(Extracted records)
★ ★ ★ ★

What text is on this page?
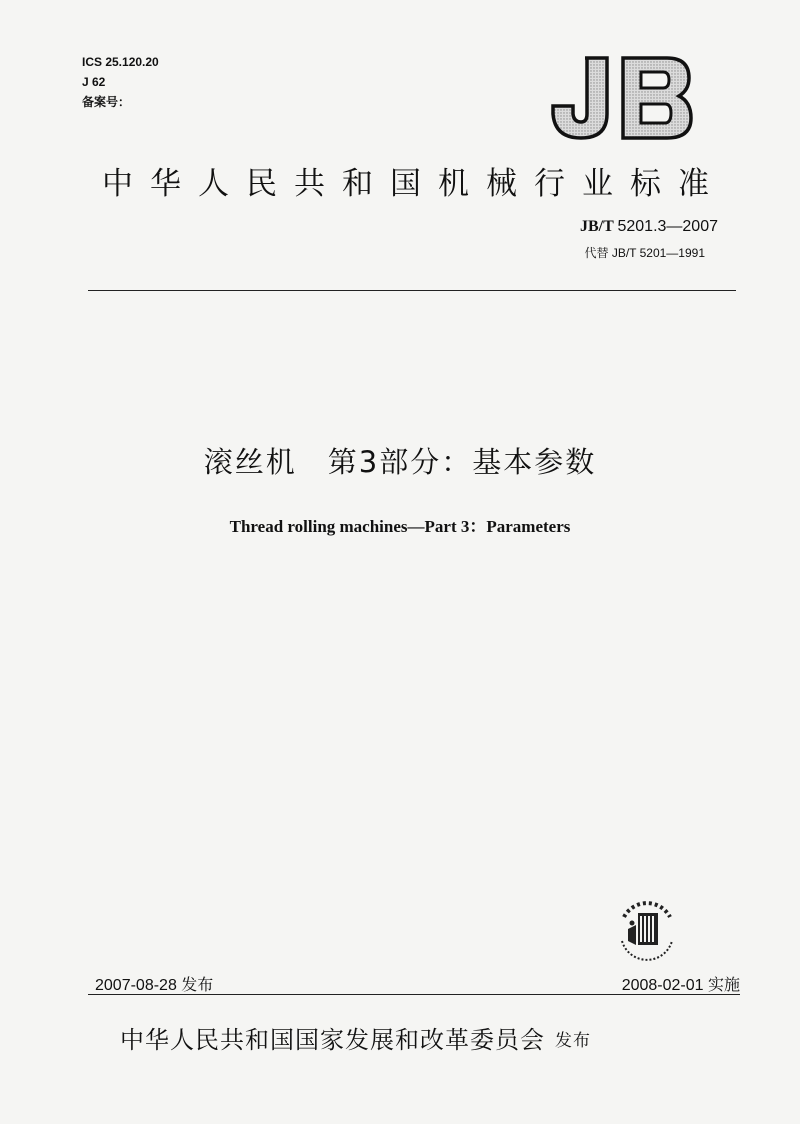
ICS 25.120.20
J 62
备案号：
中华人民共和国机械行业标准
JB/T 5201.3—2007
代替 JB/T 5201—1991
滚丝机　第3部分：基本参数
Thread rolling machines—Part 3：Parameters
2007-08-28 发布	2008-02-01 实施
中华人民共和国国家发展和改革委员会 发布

★ ★ ★ ★

*Request*. Verbatim reproduction of every record is required; images are left out.

*Exercise result*.
What text is on this page?
ICS 25.120.20
J 62
备案号：
中华人民共和国机械行业标准
JB/T 5201.3—2007
代替 JB/T 5201—1991
滚丝机　第3部分：基本参数
Thread rolling machines—Part 3：Parameters
2007-08-28 发布	2008-02-01 实施
中华人民共和国国家发展和改革委员会 发布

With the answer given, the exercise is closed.